→ Set exercise: Look for "type" in the listing below. Gather each line that contains it.

(Part of a data file)

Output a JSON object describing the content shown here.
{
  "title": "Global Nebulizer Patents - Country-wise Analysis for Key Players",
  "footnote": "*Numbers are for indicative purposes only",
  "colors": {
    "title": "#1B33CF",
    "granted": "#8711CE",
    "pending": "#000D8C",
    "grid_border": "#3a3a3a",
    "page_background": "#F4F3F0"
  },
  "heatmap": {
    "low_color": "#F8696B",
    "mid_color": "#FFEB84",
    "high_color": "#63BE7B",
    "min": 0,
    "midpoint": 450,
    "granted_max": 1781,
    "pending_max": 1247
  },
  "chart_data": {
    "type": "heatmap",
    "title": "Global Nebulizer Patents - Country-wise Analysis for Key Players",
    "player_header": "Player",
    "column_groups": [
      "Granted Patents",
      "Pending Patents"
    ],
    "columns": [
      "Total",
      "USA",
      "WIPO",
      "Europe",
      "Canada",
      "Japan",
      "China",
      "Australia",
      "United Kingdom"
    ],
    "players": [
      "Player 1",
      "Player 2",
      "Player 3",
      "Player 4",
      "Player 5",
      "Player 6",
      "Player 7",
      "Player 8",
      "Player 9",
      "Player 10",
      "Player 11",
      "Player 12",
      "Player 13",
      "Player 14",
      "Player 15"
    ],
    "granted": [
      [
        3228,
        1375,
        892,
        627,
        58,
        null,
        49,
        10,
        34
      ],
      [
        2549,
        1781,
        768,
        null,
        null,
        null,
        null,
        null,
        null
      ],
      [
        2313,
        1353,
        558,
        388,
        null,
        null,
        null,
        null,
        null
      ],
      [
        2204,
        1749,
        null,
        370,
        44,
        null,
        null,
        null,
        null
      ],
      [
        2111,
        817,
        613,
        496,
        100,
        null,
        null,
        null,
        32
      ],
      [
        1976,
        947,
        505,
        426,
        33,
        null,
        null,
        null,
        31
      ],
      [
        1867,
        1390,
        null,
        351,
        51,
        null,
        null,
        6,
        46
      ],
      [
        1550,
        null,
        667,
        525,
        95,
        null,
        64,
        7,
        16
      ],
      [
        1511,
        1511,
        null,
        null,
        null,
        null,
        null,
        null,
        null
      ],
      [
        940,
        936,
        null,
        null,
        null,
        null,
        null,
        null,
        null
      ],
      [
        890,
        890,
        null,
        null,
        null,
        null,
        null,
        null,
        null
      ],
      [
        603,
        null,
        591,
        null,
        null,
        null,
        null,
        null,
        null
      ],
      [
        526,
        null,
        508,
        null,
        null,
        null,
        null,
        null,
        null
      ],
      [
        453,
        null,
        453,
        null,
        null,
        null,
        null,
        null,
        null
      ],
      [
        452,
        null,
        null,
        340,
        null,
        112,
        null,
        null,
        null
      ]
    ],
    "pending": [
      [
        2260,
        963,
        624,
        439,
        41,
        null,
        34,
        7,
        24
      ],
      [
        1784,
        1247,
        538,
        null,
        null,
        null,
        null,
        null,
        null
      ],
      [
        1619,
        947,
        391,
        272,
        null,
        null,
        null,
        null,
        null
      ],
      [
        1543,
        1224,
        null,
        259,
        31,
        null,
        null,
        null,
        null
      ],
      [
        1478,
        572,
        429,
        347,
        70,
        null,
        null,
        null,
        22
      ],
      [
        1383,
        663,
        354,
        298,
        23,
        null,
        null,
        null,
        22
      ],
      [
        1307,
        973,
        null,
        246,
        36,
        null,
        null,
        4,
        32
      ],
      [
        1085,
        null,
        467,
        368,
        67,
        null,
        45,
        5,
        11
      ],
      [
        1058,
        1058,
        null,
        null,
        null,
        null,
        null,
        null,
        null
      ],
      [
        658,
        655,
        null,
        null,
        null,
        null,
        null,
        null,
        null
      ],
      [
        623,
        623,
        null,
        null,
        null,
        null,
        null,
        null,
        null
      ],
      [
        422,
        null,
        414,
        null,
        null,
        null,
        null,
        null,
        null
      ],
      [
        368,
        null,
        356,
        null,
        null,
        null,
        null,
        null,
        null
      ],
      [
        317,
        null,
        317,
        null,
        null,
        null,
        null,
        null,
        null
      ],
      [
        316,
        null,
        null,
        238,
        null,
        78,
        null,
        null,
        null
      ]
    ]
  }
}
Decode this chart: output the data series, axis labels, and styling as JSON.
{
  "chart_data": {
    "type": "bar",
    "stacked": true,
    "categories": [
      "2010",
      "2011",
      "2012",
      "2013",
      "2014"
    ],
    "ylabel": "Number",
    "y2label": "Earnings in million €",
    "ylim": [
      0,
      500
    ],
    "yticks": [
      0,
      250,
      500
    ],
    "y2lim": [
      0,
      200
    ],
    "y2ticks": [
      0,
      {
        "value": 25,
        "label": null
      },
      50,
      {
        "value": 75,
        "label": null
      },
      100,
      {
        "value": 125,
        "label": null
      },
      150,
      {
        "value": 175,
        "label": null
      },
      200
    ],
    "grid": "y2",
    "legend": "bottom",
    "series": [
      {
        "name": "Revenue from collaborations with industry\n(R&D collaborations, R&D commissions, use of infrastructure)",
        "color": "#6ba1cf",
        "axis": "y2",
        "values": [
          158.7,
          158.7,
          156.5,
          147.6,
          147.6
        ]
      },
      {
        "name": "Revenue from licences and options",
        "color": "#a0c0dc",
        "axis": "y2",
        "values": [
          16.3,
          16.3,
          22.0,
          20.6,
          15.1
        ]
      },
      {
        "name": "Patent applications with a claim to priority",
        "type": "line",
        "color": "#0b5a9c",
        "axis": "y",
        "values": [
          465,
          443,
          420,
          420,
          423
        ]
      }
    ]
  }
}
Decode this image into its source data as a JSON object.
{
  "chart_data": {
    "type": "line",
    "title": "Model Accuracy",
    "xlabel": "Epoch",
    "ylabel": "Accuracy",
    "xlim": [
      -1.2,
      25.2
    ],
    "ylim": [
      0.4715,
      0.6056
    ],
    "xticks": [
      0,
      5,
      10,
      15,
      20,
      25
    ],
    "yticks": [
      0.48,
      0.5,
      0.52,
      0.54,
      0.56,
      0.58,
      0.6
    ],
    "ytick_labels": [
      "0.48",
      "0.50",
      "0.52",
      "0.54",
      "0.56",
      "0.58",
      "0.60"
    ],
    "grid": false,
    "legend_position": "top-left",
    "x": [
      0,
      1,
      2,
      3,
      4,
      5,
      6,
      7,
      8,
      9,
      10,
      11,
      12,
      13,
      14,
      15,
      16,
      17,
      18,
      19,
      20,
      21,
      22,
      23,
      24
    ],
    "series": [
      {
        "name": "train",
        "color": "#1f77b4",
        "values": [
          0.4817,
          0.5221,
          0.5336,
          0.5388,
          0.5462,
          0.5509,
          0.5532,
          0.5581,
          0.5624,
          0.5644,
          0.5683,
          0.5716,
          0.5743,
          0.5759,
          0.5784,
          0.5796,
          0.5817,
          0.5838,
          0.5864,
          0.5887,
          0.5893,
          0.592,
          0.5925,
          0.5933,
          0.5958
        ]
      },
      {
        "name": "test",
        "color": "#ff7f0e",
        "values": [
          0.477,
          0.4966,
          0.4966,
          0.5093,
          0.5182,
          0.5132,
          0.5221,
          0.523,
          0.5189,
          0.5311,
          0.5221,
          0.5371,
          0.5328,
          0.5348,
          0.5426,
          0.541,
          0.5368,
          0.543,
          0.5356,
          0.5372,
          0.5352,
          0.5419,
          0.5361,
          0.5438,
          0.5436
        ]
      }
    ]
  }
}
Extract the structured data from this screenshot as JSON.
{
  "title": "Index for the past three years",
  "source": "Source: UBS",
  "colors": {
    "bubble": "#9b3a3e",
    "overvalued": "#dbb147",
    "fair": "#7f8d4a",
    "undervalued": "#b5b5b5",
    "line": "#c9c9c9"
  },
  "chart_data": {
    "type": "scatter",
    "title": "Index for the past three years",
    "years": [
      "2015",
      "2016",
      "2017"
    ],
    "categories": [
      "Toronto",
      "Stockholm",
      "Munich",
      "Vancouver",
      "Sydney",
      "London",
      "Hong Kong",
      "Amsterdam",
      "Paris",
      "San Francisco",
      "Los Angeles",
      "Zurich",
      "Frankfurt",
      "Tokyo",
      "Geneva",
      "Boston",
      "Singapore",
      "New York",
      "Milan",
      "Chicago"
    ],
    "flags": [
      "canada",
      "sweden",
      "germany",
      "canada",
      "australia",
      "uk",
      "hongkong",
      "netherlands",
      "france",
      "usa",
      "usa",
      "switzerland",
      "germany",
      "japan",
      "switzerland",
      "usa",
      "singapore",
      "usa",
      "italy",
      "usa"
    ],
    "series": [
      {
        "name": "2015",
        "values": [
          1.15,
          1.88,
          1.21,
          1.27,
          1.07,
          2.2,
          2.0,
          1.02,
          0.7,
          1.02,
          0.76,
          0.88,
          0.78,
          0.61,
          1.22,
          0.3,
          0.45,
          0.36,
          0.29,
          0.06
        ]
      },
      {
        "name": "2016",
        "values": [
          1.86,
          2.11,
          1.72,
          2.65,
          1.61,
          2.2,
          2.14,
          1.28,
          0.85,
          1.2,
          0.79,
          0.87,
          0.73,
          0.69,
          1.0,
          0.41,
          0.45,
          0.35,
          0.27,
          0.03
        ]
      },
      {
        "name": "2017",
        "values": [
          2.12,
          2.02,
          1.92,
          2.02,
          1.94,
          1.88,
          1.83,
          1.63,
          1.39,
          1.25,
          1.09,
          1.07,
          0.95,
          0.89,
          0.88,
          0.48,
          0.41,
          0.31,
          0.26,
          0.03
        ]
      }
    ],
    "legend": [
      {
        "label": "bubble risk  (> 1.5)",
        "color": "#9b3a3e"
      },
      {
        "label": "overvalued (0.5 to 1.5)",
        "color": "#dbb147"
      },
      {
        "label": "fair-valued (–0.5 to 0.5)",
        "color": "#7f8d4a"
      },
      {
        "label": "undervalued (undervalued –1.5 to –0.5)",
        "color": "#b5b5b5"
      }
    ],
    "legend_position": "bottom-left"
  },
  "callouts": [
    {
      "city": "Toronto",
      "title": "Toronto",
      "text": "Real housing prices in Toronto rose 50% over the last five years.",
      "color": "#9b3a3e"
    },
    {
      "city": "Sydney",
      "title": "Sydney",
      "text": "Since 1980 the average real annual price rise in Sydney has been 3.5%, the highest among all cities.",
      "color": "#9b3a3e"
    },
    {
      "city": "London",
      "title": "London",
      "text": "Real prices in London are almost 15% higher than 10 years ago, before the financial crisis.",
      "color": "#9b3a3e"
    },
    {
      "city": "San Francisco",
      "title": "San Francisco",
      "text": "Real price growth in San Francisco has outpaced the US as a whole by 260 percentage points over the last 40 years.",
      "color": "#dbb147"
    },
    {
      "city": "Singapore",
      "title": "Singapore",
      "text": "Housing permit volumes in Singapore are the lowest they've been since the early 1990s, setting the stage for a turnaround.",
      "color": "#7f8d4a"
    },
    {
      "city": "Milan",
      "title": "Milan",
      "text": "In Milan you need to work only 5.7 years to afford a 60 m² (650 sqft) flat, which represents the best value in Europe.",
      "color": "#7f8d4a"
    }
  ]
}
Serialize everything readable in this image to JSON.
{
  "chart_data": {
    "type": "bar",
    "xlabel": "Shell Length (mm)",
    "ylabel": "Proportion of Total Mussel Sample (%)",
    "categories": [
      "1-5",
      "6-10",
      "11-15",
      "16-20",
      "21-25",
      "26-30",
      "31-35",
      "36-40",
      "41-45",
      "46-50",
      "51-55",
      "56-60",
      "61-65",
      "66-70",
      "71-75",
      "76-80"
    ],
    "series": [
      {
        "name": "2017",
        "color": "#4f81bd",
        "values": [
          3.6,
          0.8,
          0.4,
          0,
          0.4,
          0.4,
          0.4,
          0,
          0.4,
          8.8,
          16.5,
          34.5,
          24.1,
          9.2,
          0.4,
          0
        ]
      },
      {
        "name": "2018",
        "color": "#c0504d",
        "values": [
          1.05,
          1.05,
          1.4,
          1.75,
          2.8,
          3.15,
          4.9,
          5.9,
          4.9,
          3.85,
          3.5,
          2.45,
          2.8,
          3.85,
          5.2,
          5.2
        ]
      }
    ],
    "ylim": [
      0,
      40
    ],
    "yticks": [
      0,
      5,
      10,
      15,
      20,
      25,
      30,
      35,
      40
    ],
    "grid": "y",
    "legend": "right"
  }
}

→ Output for this task:
    "type": "heatmap",
    "type": "bar",
        "type": "line",
    "type": "line",
    "type": "scatter",
    "type": "bar",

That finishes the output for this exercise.